STATED EXERCISE - Transcribe all of the records word for word, but omit the pictures.

LISTED ENTRIES -
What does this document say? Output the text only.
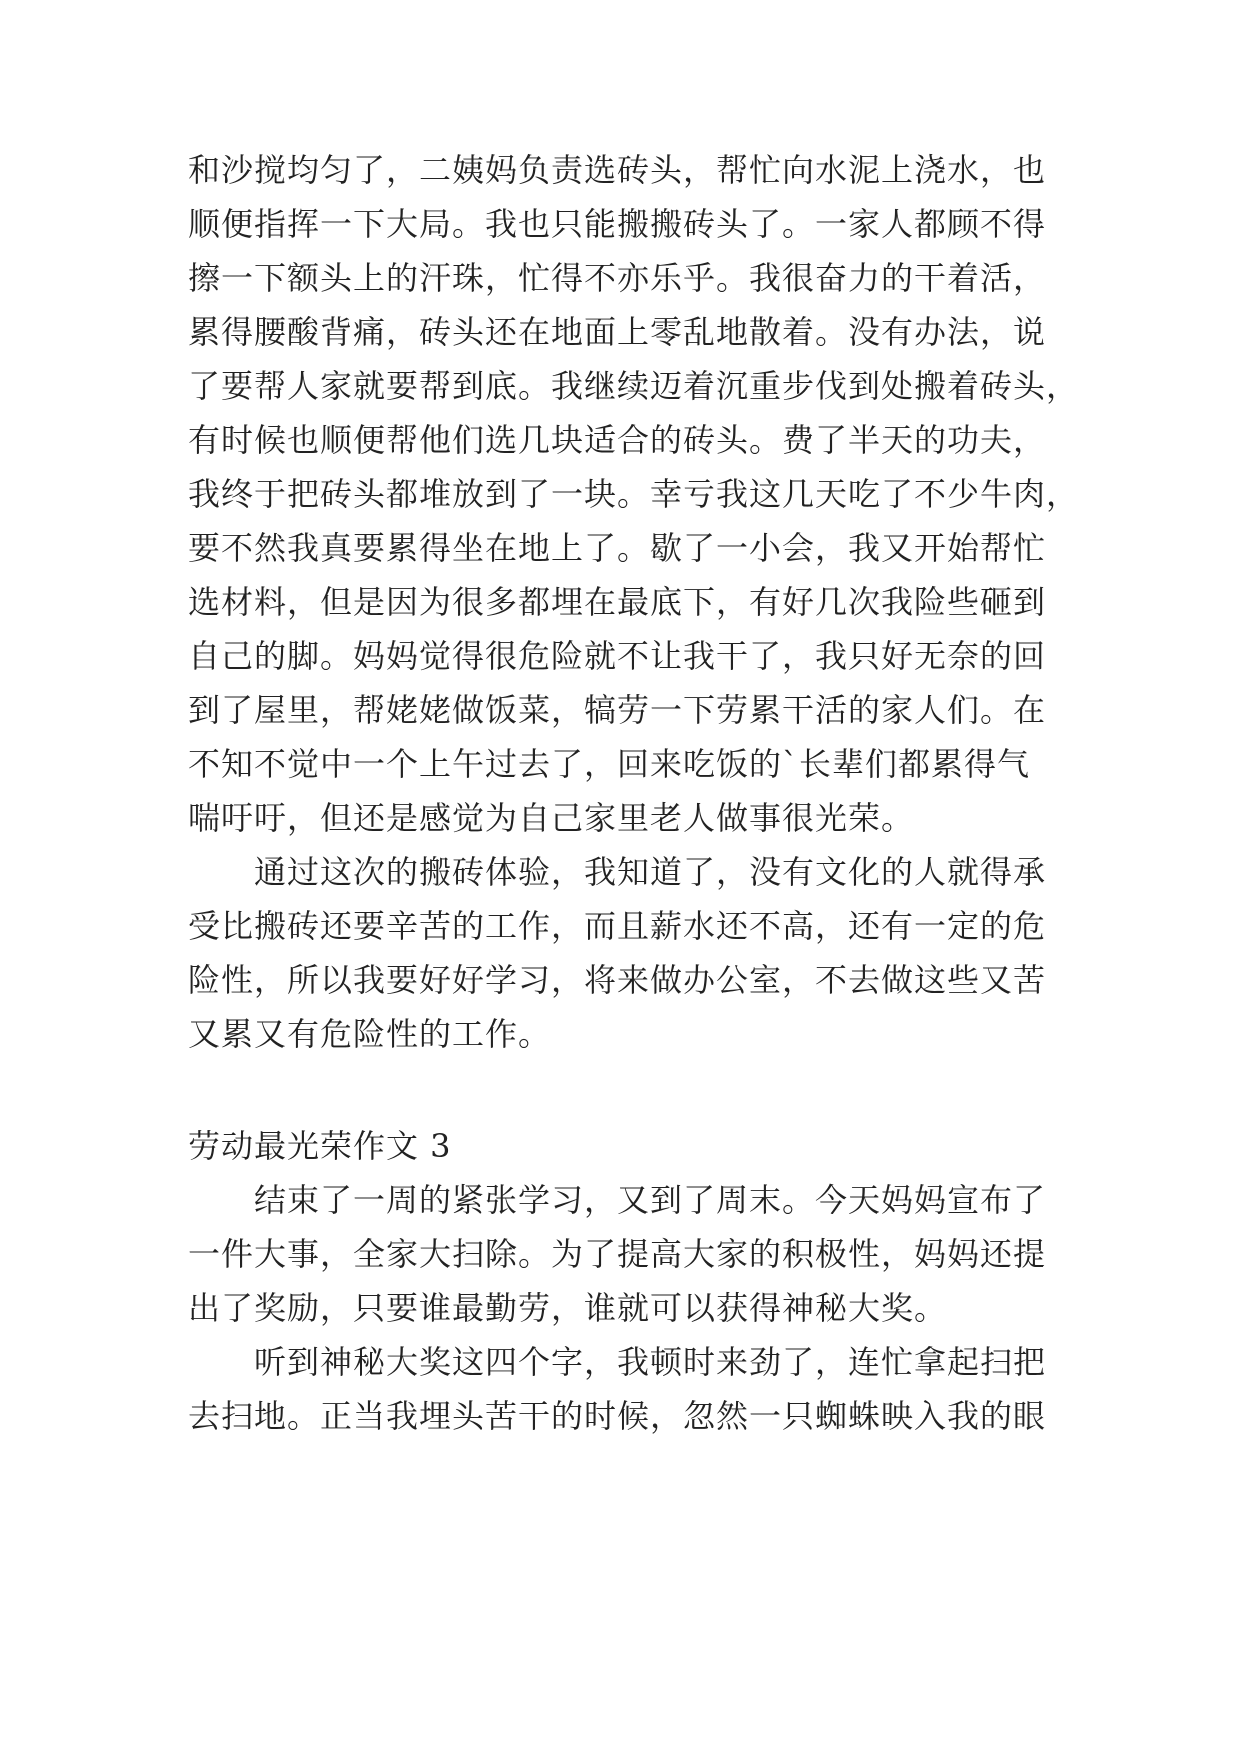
和沙搅均匀了，二姨妈负责选砖头，帮忙向水泥上浇水，也
顺便指挥一下大局。我也只能搬搬砖头了。一家人都顾不得
擦一下额头上的汗珠，忙得不亦乐乎。我很奋力的干着活，
累得腰酸背痛，砖头还在地面上零乱地散着。没有办法，说
了要帮人家就要帮到底。我继续迈着沉重步伐到处搬着砖头，
有时候也顺便帮他们选几块适合的砖头。费了半天的功夫，
我终于把砖头都堆放到了一块。幸亏我这几天吃了不少牛肉，
要不然我真要累得坐在地上了。歇了一小会，我又开始帮忙
选材料，但是因为很多都埋在最底下，有好几次我险些砸到
自己的脚。妈妈觉得很危险就不让我干了，我只好无奈的回
到了屋里，帮姥姥做饭菜，犒劳一下劳累干活的家人们。在
不知不觉中一个上午过去了，回来吃饭的`长辈们都累得气
喘吁吁，但还是感觉为自己家里老人做事很光荣。
　　通过这次的搬砖体验，我知道了，没有文化的人就得承
受比搬砖还要辛苦的工作，而且薪水还不高，还有一定的危
险性，所以我要好好学习，将来做办公室，不去做这些又苦
又累又有危险性的工作。
劳动最光荣作文 3
　　结束了一周的紧张学习，又到了周末。今天妈妈宣布了
一件大事，全家大扫除。为了提高大家的积极性，妈妈还提
出了奖励，只要谁最勤劳，谁就可以获得神秘大奖。
　　听到神秘大奖这四个字，我顿时来劲了，连忙拿起扫把
去扫地。正当我埋头苦干的时候，忽然一只蜘蛛映入我的眼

RESPONSE -
What does this document say? Output the text only.
和沙搅均匀了，二姨妈负责选砖头，帮忙向水泥上浇水，也
顺便指挥一下大局。我也只能搬搬砖头了。一家人都顾不得
擦一下额头上的汗珠，忙得不亦乐乎。我很奋力的干着活，
累得腰酸背痛，砖头还在地面上零乱地散着。没有办法，说
了要帮人家就要帮到底。我继续迈着沉重步伐到处搬着砖头，
有时候也顺便帮他们选几块适合的砖头。费了半天的功夫，
我终于把砖头都堆放到了一块。幸亏我这几天吃了不少牛肉，
要不然我真要累得坐在地上了。歇了一小会，我又开始帮忙
选材料，但是因为很多都埋在最底下，有好几次我险些砸到
自己的脚。妈妈觉得很危险就不让我干了，我只好无奈的回
到了屋里，帮姥姥做饭菜，犒劳一下劳累干活的家人们。在
不知不觉中一个上午过去了，回来吃饭的`长辈们都累得气
喘吁吁，但还是感觉为自己家里老人做事很光荣。
　　通过这次的搬砖体验，我知道了，没有文化的人就得承
受比搬砖还要辛苦的工作，而且薪水还不高，还有一定的危
险性，所以我要好好学习，将来做办公室，不去做这些又苦
又累又有危险性的工作。
劳动最光荣作文 3
　　结束了一周的紧张学习，又到了周末。今天妈妈宣布了
一件大事，全家大扫除。为了提高大家的积极性，妈妈还提
出了奖励，只要谁最勤劳，谁就可以获得神秘大奖。
　　听到神秘大奖这四个字，我顿时来劲了，连忙拿起扫把
去扫地。正当我埋头苦干的时候，忽然一只蜘蛛映入我的眼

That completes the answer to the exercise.